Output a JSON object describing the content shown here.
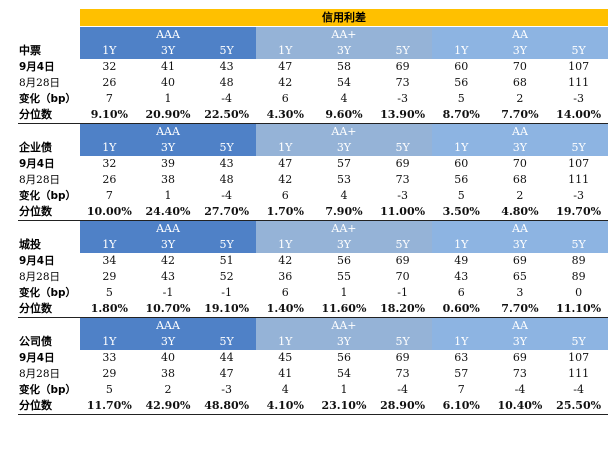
{
  "title": "信用利差",
  "sections": [
    {
      "name": "中票",
      "grades": [
        "AAA",
        "AA+",
        "AA"
      ],
      "tenors": [
        "1Y",
        "3Y",
        "5Y",
        "1Y",
        "3Y",
        "5Y",
        "1Y",
        "3Y",
        "5Y"
      ],
      "rows": [
        {
          "label": "9月4日",
          "values": [
            "32",
            "41",
            "43",
            "47",
            "58",
            "69",
            "60",
            "70",
            "107"
          ]
        },
        {
          "label": "8月28日",
          "values": [
            "26",
            "40",
            "48",
            "42",
            "54",
            "73",
            "56",
            "68",
            "111"
          ]
        },
        {
          "label": "变化（bp）",
          "values": [
            "7",
            "1",
            "-4",
            "6",
            "4",
            "-3",
            "5",
            "2",
            "-3"
          ]
        },
        {
          "label": "分位数",
          "values": [
            "9.10%",
            "20.90%",
            "22.50%",
            "4.30%",
            "9.60%",
            "13.90%",
            "8.70%",
            "7.70%",
            "14.00%"
          ]
        }
      ]
    },
    {
      "name": "企业债",
      "grades": [
        "AAA",
        "AA+",
        "AA"
      ],
      "tenors": [
        "1Y",
        "3Y",
        "5Y",
        "1Y",
        "3Y",
        "5Y",
        "1Y",
        "3Y",
        "5Y"
      ],
      "rows": [
        {
          "label": "9月4日",
          "values": [
            "32",
            "39",
            "43",
            "47",
            "57",
            "69",
            "60",
            "70",
            "107"
          ]
        },
        {
          "label": "8月28日",
          "values": [
            "26",
            "38",
            "48",
            "42",
            "53",
            "73",
            "56",
            "68",
            "111"
          ]
        },
        {
          "label": "变化（bp）",
          "values": [
            "7",
            "1",
            "-4",
            "6",
            "4",
            "-3",
            "5",
            "2",
            "-3"
          ]
        },
        {
          "label": "分位数",
          "values": [
            "10.00%",
            "24.40%",
            "27.70%",
            "1.70%",
            "7.90%",
            "11.00%",
            "3.50%",
            "4.80%",
            "19.70%"
          ]
        }
      ]
    },
    {
      "name": "城投",
      "grades": [
        "AAA",
        "AA+",
        "AA"
      ],
      "tenors": [
        "1Y",
        "3Y",
        "5Y",
        "1Y",
        "3Y",
        "5Y",
        "1Y",
        "3Y",
        "5Y"
      ],
      "rows": [
        {
          "label": "9月4日",
          "values": [
            "34",
            "42",
            "51",
            "42",
            "56",
            "69",
            "49",
            "69",
            "89"
          ]
        },
        {
          "label": "8月28日",
          "values": [
            "29",
            "43",
            "52",
            "36",
            "55",
            "70",
            "43",
            "65",
            "89"
          ]
        },
        {
          "label": "变化（bp）",
          "values": [
            "5",
            "-1",
            "-1",
            "6",
            "1",
            "-1",
            "6",
            "3",
            "0"
          ]
        },
        {
          "label": "分位数",
          "values": [
            "1.80%",
            "10.70%",
            "19.10%",
            "1.40%",
            "11.60%",
            "18.20%",
            "0.60%",
            "7.70%",
            "11.10%"
          ]
        }
      ]
    },
    {
      "name": "公司债",
      "grades": [
        "AAA",
        "AA+",
        "AA"
      ],
      "tenors": [
        "1Y",
        "3Y",
        "5Y",
        "1Y",
        "3Y",
        "5Y",
        "1Y",
        "3Y",
        "5Y"
      ],
      "rows": [
        {
          "label": "9月4日",
          "values": [
            "33",
            "40",
            "44",
            "45",
            "56",
            "69",
            "63",
            "69",
            "107"
          ]
        },
        {
          "label": "8月28日",
          "values": [
            "29",
            "38",
            "47",
            "41",
            "54",
            "73",
            "57",
            "73",
            "111"
          ]
        },
        {
          "label": "变化（bp）",
          "values": [
            "5",
            "2",
            "-3",
            "4",
            "1",
            "-4",
            "7",
            "-4",
            "-4"
          ]
        },
        {
          "label": "分位数",
          "values": [
            "11.70%",
            "42.90%",
            "48.80%",
            "4.10%",
            "23.10%",
            "28.90%",
            "6.10%",
            "10.40%",
            "25.50%"
          ]
        }
      ]
    }
  ]
}
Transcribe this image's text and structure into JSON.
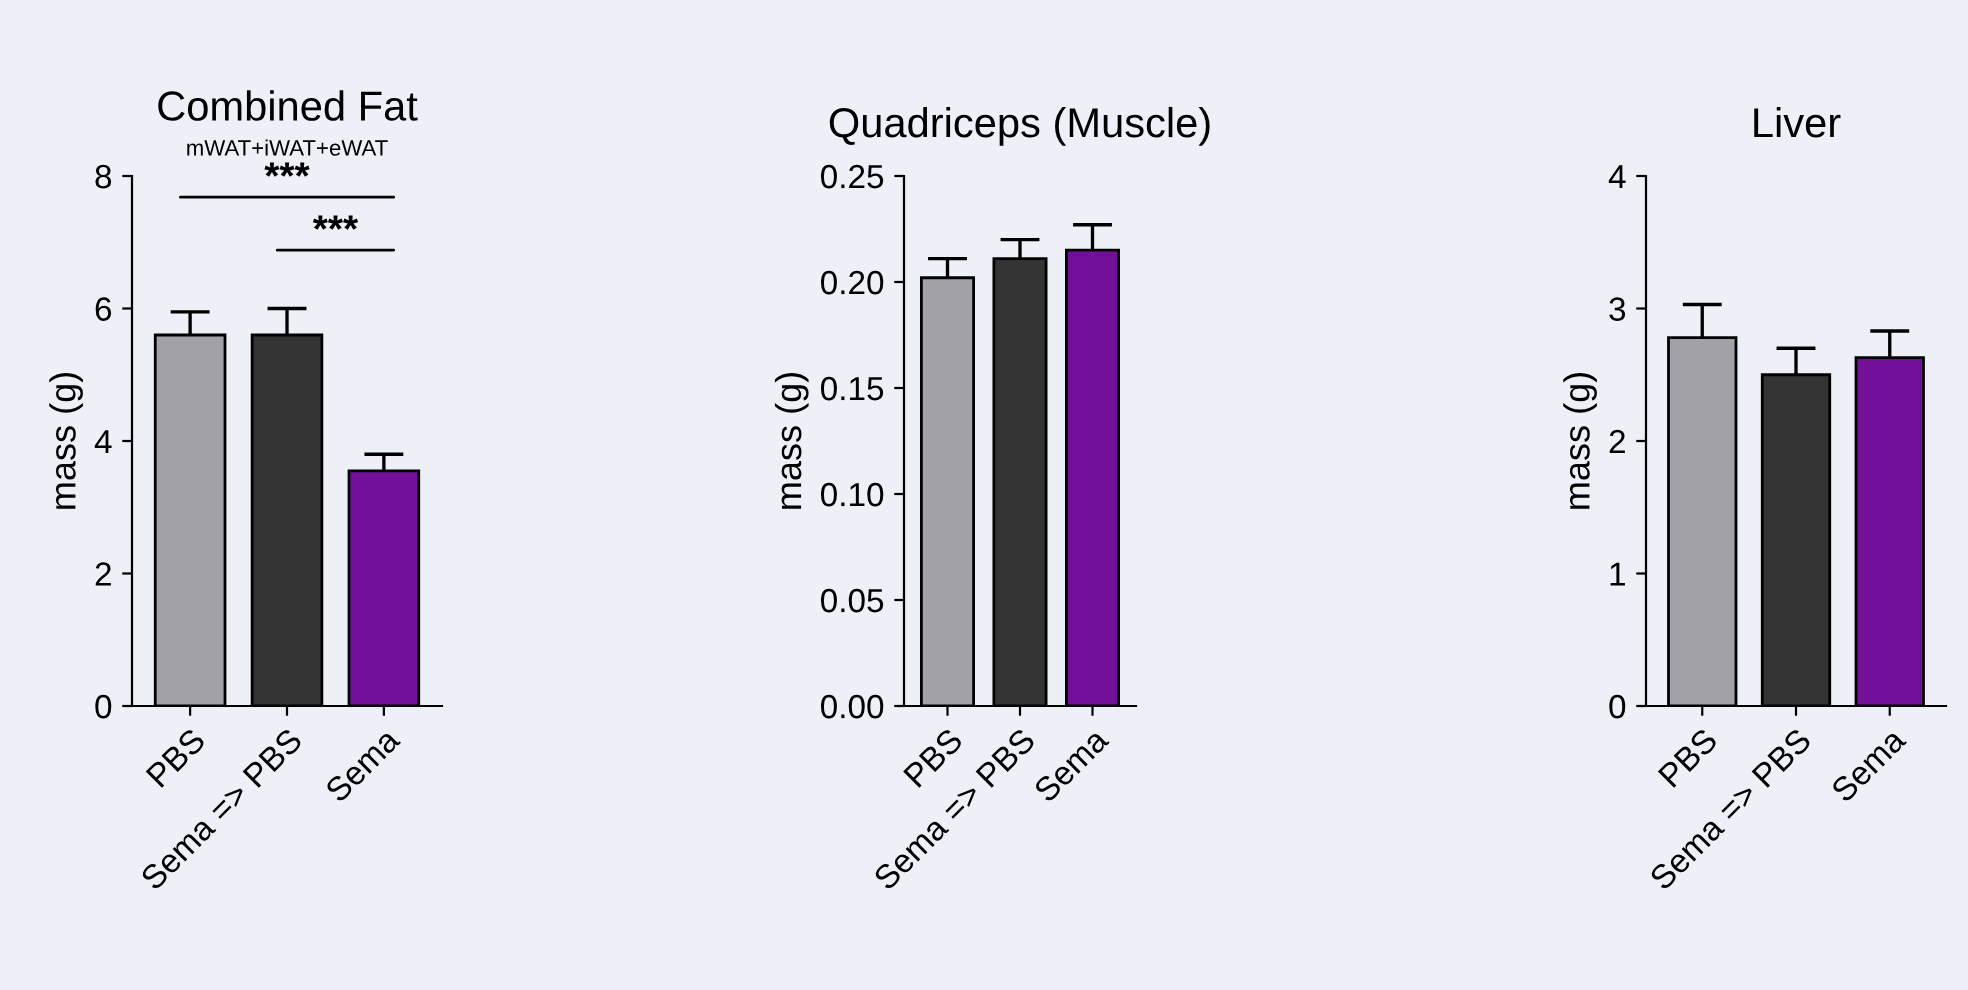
{
  "chart_data": [
    {
      "type": "bar",
      "title": "Combined Fat",
      "subtitle": "mWAT+iWAT+eWAT",
      "ylabel": "mass (g)",
      "categories": [
        "PBS",
        "Sema => PBS",
        "Sema"
      ],
      "values": [
        5.6,
        5.6,
        3.55
      ],
      "colors": [
        "#a2a1a6",
        "#343434",
        "#72109a"
      ],
      "errors": [
        0.35,
        0.4,
        0.25
      ],
      "ylim": [
        0,
        8
      ],
      "yticks": [
        0,
        2,
        4,
        6,
        8
      ],
      "grid": false,
      "annotations": [
        "***",
        "***"
      ]
    },
    {
      "type": "bar",
      "title": "Quadriceps (Muscle)",
      "ylabel": "mass (g)",
      "categories": [
        "PBS",
        "Sema => PBS",
        "Sema"
      ],
      "values": [
        0.202,
        0.211,
        0.215
      ],
      "colors": [
        "#a2a1a6",
        "#343434",
        "#72109a"
      ],
      "errors": [
        0.009,
        0.009,
        0.012
      ],
      "ylim": [
        0,
        0.25
      ],
      "yticks": [
        {
          "value": 0,
          "label": "0.00"
        },
        {
          "value": 0.05,
          "label": "0.05"
        },
        {
          "value": 0.1,
          "label": "0.10"
        },
        {
          "value": 0.15,
          "label": "0.15"
        },
        {
          "value": 0.2,
          "label": "0.20"
        },
        {
          "value": 0.25,
          "label": "0.25"
        }
      ],
      "grid": false
    },
    {
      "type": "bar",
      "title": "Liver",
      "ylabel": "mass (g)",
      "categories": [
        "PBS",
        "Sema => PBS",
        "Sema"
      ],
      "values": [
        2.78,
        2.5,
        2.63
      ],
      "colors": [
        "#a2a1a6",
        "#343434",
        "#72109a"
      ],
      "errors": [
        0.25,
        0.2,
        0.2
      ],
      "ylim": [
        0,
        4
      ],
      "yticks": [
        0,
        1,
        2,
        3,
        4
      ],
      "grid": false
    }
  ]
}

+++

Retype the entries word for word. Omit any images.

Output a JSON object describing the content shown here.
{
  "title": "信用利差",
  "sections": [
    {
      "name": "中票",
      "grades": [
        "AAA",
        "AA+",
        "AA"
      ],
      "tenors": [
        "1Y",
        "3Y",
        "5Y",
        "1Y",
        "3Y",
        "5Y",
        "1Y",
        "3Y",
        "5Y"
      ],
      "rows": [
        {
          "label": "9月4日",
          "values": [
            "32",
            "41",
            "43",
            "47",
            "58",
            "69",
            "60",
            "70",
            "107"
          ]
        },
        {
          "label": "8月28日",
          "values": [
            "26",
            "40",
            "48",
            "42",
            "54",
            "73",
            "56",
            "68",
            "111"
          ]
        },
        {
          "label": "变化（bp）",
          "values": [
            "7",
            "1",
            "-4",
            "6",
            "4",
            "-3",
            "5",
            "2",
            "-3"
          ]
        },
        {
          "label": "分位数",
          "values": [
            "9.10%",
            "20.90%",
            "22.50%",
            "4.30%",
            "9.60%",
            "13.90%",
            "8.70%",
            "7.70%",
            "14.00%"
          ]
        }
      ]
    },
    {
      "name": "企业债",
      "grades": [
        "AAA",
        "AA+",
        "AA"
      ],
      "tenors": [
        "1Y",
        "3Y",
        "5Y",
        "1Y",
        "3Y",
        "5Y",
        "1Y",
        "3Y",
        "5Y"
      ],
      "rows": [
        {
          "label": "9月4日",
          "values": [
            "32",
            "39",
            "43",
            "47",
            "57",
            "69",
            "60",
            "70",
            "107"
          ]
        },
        {
          "label": "8月28日",
          "values": [
            "26",
            "38",
            "48",
            "42",
            "53",
            "73",
            "56",
            "68",
            "111"
          ]
        },
        {
          "label": "变化（bp）",
          "values": [
            "7",
            "1",
            "-4",
            "6",
            "4",
            "-3",
            "5",
            "2",
            "-3"
          ]
        },
        {
          "label": "分位数",
          "values": [
            "10.00%",
            "24.40%",
            "27.70%",
            "1.70%",
            "7.90%",
            "11.00%",
            "3.50%",
            "4.80%",
            "19.70%"
          ]
        }
      ]
    },
    {
      "name": "城投",
      "grades": [
        "AAA",
        "AA+",
        "AA"
      ],
      "tenors": [
        "1Y",
        "3Y",
        "5Y",
        "1Y",
        "3Y",
        "5Y",
        "1Y",
        "3Y",
        "5Y"
      ],
      "rows": [
        {
          "label": "9月4日",
          "values": [
            "34",
            "42",
            "51",
            "42",
            "56",
            "69",
            "49",
            "69",
            "89"
          ]
        },
        {
          "label": "8月28日",
          "values": [
            "29",
            "43",
            "52",
            "36",
            "55",
            "70",
            "43",
            "65",
            "89"
          ]
        },
        {
          "label": "变化（bp）",
          "values": [
            "5",
            "-1",
            "-1",
            "6",
            "1",
            "-1",
            "6",
            "3",
            "0"
          ]
        },
        {
          "label": "分位数",
          "values": [
            "1.80%",
            "10.70%",
            "19.10%",
            "1.40%",
            "11.60%",
            "18.20%",
            "0.60%",
            "7.70%",
            "11.10%"
          ]
        }
      ]
    },
    {
      "name": "公司债",
      "grades": [
        "AAA",
        "AA+",
        "AA"
      ],
      "tenors": [
        "1Y",
        "3Y",
        "5Y",
        "1Y",
        "3Y",
        "5Y",
        "1Y",
        "3Y",
        "5Y"
      ],
      "rows": [
        {
          "label": "9月4日",
          "values": [
            "33",
            "40",
            "44",
            "45",
            "56",
            "69",
            "63",
            "69",
            "107"
          ]
        },
        {
          "label": "8月28日",
          "values": [
            "29",
            "38",
            "47",
            "41",
            "54",
            "73",
            "57",
            "73",
            "111"
          ]
        },
        {
          "label": "变化（bp）",
          "values": [
            "5",
            "2",
            "-3",
            "4",
            "1",
            "-4",
            "7",
            "-4",
            "-4"
          ]
        },
        {
          "label": "分位数",
          "values": [
            "11.70%",
            "42.90%",
            "48.80%",
            "4.10%",
            "23.10%",
            "28.90%",
            "6.10%",
            "10.40%",
            "25.50%"
          ]
        }
      ]
    }
  ]
}
Transcribe this image's text and structure into JSON.
{
  "chart_data": [
    {
      "type": "bar",
      "title": "Combined Fat",
      "subtitle": "mWAT+iWAT+eWAT",
      "ylabel": "mass (g)",
      "categories": [
        "PBS",
        "Sema => PBS",
        "Sema"
      ],
      "values": [
        5.6,
        5.6,
        3.55
      ],
      "colors": [
        "#a2a1a6",
        "#343434",
        "#72109a"
      ],
      "errors": [
        0.35,
        0.4,
        0.25
      ],
      "ylim": [
        0,
        8
      ],
      "yticks": [
        0,
        2,
        4,
        6,
        8
      ],
      "grid": false,
      "annotations": [
        "***",
        "***"
      ]
    },
    {
      "type": "bar",
      "title": "Quadriceps (Muscle)",
      "ylabel": "mass (g)",
      "categories": [
        "PBS",
        "Sema => PBS",
        "Sema"
      ],
      "values": [
        0.202,
        0.211,
        0.215
      ],
      "colors": [
        "#a2a1a6",
        "#343434",
        "#72109a"
      ],
      "errors": [
        0.009,
        0.009,
        0.012
      ],
      "ylim": [
        0,
        0.25
      ],
      "yticks": [
        {
          "value": 0,
          "label": "0.00"
        },
        {
          "value": 0.05,
          "label": "0.05"
        },
        {
          "value": 0.1,
          "label": "0.10"
        },
        {
          "value": 0.15,
          "label": "0.15"
        },
        {
          "value": 0.2,
          "label": "0.20"
        },
        {
          "value": 0.25,
          "label": "0.25"
        }
      ],
      "grid": false
    },
    {
      "type": "bar",
      "title": "Liver",
      "ylabel": "mass (g)",
      "categories": [
        "PBS",
        "Sema => PBS",
        "Sema"
      ],
      "values": [
        2.78,
        2.5,
        2.63
      ],
      "colors": [
        "#a2a1a6",
        "#343434",
        "#72109a"
      ],
      "errors": [
        0.25,
        0.2,
        0.2
      ],
      "ylim": [
        0,
        4
      ],
      "yticks": [
        0,
        1,
        2,
        3,
        4
      ],
      "grid": false
    }
  ]
}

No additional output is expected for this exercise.